* [Task brief]: Each entry below is to be printed verbatim.

* [Input data]:

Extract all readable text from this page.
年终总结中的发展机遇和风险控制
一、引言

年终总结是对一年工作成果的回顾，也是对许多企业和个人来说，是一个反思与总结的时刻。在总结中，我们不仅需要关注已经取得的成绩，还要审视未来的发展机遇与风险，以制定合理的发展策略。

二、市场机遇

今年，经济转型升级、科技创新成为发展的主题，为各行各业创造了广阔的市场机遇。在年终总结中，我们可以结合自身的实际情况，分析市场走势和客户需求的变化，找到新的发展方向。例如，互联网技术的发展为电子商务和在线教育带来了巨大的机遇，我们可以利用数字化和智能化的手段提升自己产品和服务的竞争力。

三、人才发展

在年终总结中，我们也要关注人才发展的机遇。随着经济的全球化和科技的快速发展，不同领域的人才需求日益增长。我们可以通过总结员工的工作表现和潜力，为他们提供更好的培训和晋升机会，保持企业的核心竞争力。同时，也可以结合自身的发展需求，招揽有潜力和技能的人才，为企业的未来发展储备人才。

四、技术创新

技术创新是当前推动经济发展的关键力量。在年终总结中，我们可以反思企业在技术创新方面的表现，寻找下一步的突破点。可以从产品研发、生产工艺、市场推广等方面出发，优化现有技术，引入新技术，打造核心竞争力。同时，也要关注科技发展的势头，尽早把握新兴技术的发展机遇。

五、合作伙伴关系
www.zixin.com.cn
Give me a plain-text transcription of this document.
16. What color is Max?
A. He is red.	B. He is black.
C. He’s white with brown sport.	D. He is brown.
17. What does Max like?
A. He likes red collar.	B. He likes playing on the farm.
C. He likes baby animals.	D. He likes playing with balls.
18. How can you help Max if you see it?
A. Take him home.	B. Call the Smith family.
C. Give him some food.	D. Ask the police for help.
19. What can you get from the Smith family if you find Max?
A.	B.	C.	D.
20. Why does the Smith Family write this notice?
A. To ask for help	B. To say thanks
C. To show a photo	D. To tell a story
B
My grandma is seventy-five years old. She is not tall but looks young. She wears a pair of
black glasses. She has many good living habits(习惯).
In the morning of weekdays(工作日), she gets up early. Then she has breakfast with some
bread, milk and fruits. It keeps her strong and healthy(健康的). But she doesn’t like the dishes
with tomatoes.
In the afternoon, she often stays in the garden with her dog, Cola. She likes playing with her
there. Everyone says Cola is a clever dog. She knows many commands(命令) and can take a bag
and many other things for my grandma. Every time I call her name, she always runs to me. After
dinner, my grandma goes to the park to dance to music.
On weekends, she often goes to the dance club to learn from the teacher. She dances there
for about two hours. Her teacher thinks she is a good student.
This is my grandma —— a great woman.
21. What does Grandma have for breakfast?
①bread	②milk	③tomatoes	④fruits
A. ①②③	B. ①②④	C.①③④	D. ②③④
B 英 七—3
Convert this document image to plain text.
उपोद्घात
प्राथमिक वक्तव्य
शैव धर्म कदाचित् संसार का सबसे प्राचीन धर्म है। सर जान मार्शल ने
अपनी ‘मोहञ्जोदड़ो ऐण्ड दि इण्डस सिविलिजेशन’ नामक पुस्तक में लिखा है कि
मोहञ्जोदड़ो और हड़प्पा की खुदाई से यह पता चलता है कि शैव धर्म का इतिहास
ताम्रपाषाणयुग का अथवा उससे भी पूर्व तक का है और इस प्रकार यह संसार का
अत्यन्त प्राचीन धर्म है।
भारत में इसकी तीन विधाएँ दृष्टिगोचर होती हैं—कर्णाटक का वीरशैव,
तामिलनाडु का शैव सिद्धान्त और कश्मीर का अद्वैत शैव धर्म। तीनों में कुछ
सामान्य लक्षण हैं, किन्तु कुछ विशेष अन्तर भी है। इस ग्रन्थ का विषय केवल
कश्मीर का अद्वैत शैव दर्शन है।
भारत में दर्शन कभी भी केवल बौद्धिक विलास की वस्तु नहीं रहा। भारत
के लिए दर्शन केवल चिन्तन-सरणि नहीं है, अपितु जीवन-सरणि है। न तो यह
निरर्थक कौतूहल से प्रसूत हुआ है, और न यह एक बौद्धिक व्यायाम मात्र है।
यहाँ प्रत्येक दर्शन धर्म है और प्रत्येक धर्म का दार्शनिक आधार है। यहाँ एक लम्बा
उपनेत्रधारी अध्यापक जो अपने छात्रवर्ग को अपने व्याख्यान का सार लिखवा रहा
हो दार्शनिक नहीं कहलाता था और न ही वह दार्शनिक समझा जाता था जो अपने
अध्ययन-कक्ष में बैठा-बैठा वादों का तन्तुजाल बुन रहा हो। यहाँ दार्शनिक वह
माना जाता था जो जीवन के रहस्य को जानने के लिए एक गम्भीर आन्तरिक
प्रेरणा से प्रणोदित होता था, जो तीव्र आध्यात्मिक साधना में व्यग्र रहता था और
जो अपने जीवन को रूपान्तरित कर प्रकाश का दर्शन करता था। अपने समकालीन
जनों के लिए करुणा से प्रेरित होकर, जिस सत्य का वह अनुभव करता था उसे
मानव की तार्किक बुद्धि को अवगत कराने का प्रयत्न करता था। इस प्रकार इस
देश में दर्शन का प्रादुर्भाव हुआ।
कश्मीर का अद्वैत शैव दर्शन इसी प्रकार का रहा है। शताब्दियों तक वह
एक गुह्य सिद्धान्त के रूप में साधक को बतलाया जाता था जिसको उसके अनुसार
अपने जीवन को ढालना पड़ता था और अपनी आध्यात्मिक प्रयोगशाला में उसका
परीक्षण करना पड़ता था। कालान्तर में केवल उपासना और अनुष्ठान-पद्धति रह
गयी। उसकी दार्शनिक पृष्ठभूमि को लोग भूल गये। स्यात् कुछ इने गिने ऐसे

* [Result]:
Extract all readable text from this page.
年终总结中的发展机遇和风险控制
一、引言

年终总结是对一年工作成果的回顾，也是对许多企业和个人来说，是一个反思与总结的时刻。在总结中，我们不仅需要关注已经取得的成绩，还要审视未来的发展机遇与风险，以制定合理的发展策略。

二、市场机遇

今年，经济转型升级、科技创新成为发展的主题，为各行各业创造了广阔的市场机遇。在年终总结中，我们可以结合自身的实际情况，分析市场走势和客户需求的变化，找到新的发展方向。例如，互联网技术的发展为电子商务和在线教育带来了巨大的机遇，我们可以利用数字化和智能化的手段提升自己产品和服务的竞争力。

三、人才发展

在年终总结中，我们也要关注人才发展的机遇。随着经济的全球化和科技的快速发展，不同领域的人才需求日益增长。我们可以通过总结员工的工作表现和潜力，为他们提供更好的培训和晋升机会，保持企业的核心竞争力。同时，也可以结合自身的发展需求，招揽有潜力和技能的人才，为企业的未来发展储备人才。

四、技术创新

技术创新是当前推动经济发展的关键力量。在年终总结中，我们可以反思企业在技术创新方面的表现，寻找下一步的突破点。可以从产品研发、生产工艺、市场推广等方面出发，优化现有技术，引入新技术，打造核心竞争力。同时，也要关注科技发展的势头，尽早把握新兴技术的发展机遇。

五、合作伙伴关系
www.zixin.com.cn
Give me a plain-text transcription of this document.
16. What color is Max?
A. He is red.	B. He is black.
C. He’s white with brown sport.	D. He is brown.
17. What does Max like?
A. He likes red collar.	B. He likes playing on the farm.
C. He likes baby animals.	D. He likes playing with balls.
18. How can you help Max if you see it?
A. Take him home.	B. Call the Smith family.
C. Give him some food.	D. Ask the police for help.
19. What can you get from the Smith family if you find Max?
A.	B.	C.	D.
20. Why does the Smith Family write this notice?
A. To ask for help	B. To say thanks
C. To show a photo	D. To tell a story
B
My grandma is seventy-five years old. She is not tall but looks young. She wears a pair of
black glasses. She has many good living habits(习惯).
In the morning of weekdays(工作日), she gets up early. Then she has breakfast with some
bread, milk and fruits. It keeps her strong and healthy(健康的). But she doesn’t like the dishes
with tomatoes.
In the afternoon, she often stays in the garden with her dog, Cola. She likes playing with her
there. Everyone says Cola is a clever dog. She knows many commands(命令) and can take a bag
and many other things for my grandma. Every time I call her name, she always runs to me. After
dinner, my grandma goes to the park to dance to music.
On weekends, she often goes to the dance club to learn from the teacher. She dances there
for about two hours. Her teacher thinks she is a good student.
This is my grandma —— a great woman.
21. What does Grandma have for breakfast?
①bread	②milk	③tomatoes	④fruits
A. ①②③	B. ①②④	C.①③④	D. ②③④
B 英 七—3
Convert this document image to plain text.
उपोद्घात
प्राथमिक वक्तव्य
शैव धर्म कदाचित् संसार का सबसे प्राचीन धर्म है। सर जान मार्शल ने
अपनी ‘मोहञ्जोदड़ो ऐण्ड दि इण्डस सिविलिजेशन’ नामक पुस्तक में लिखा है कि
मोहञ्जोदड़ो और हड़प्पा की खुदाई से यह पता चलता है कि शैव धर्म का इतिहास
ताम्रपाषाणयुग का अथवा उससे भी पूर्व तक का है और इस प्रकार यह संसार का
अत्यन्त प्राचीन धर्म है।
भारत में इसकी तीन विधाएँ दृष्टिगोचर होती हैं—कर्णाटक का वीरशैव,
तामिलनाडु का शैव सिद्धान्त और कश्मीर का अद्वैत शैव धर्म। तीनों में कुछ
सामान्य लक्षण हैं, किन्तु कुछ विशेष अन्तर भी है। इस ग्रन्थ का विषय केवल
कश्मीर का अद्वैत शैव दर्शन है।
भारत में दर्शन कभी भी केवल बौद्धिक विलास की वस्तु नहीं रहा। भारत
के लिए दर्शन केवल चिन्तन-सरणि नहीं है, अपितु जीवन-सरणि है। न तो यह
निरर्थक कौतूहल से प्रसूत हुआ है, और न यह एक बौद्धिक व्यायाम मात्र है।
यहाँ प्रत्येक दर्शन धर्म है और प्रत्येक धर्म का दार्शनिक आधार है। यहाँ एक लम्बा
उपनेत्रधारी अध्यापक जो अपने छात्रवर्ग को अपने व्याख्यान का सार लिखवा रहा
हो दार्शनिक नहीं कहलाता था और न ही वह दार्शनिक समझा जाता था जो अपने
अध्ययन-कक्ष में बैठा-बैठा वादों का तन्तुजाल बुन रहा हो। यहाँ दार्शनिक वह
माना जाता था जो जीवन के रहस्य को जानने के लिए एक गम्भीर आन्तरिक
प्रेरणा से प्रणोदित होता था, जो तीव्र आध्यात्मिक साधना में व्यग्र रहता था और
जो अपने जीवन को रूपान्तरित कर प्रकाश का दर्शन करता था। अपने समकालीन
जनों के लिए करुणा से प्रेरित होकर, जिस सत्य का वह अनुभव करता था उसे
मानव की तार्किक बुद्धि को अवगत कराने का प्रयत्न करता था। इस प्रकार इस
देश में दर्शन का प्रादुर्भाव हुआ।
कश्मीर का अद्वैत शैव दर्शन इसी प्रकार का रहा है। शताब्दियों तक वह
एक गुह्य सिद्धान्त के रूप में साधक को बतलाया जाता था जिसको उसके अनुसार
अपने जीवन को ढालना पड़ता था और अपनी आध्यात्मिक प्रयोगशाला में उसका
परीक्षण करना पड़ता था। कालान्तर में केवल उपासना और अनुष्ठान-पद्धति रह
गयी। उसकी दार्शनिक पृष्ठभूमि को लोग भूल गये। स्यात् कुछ इने गिने ऐसे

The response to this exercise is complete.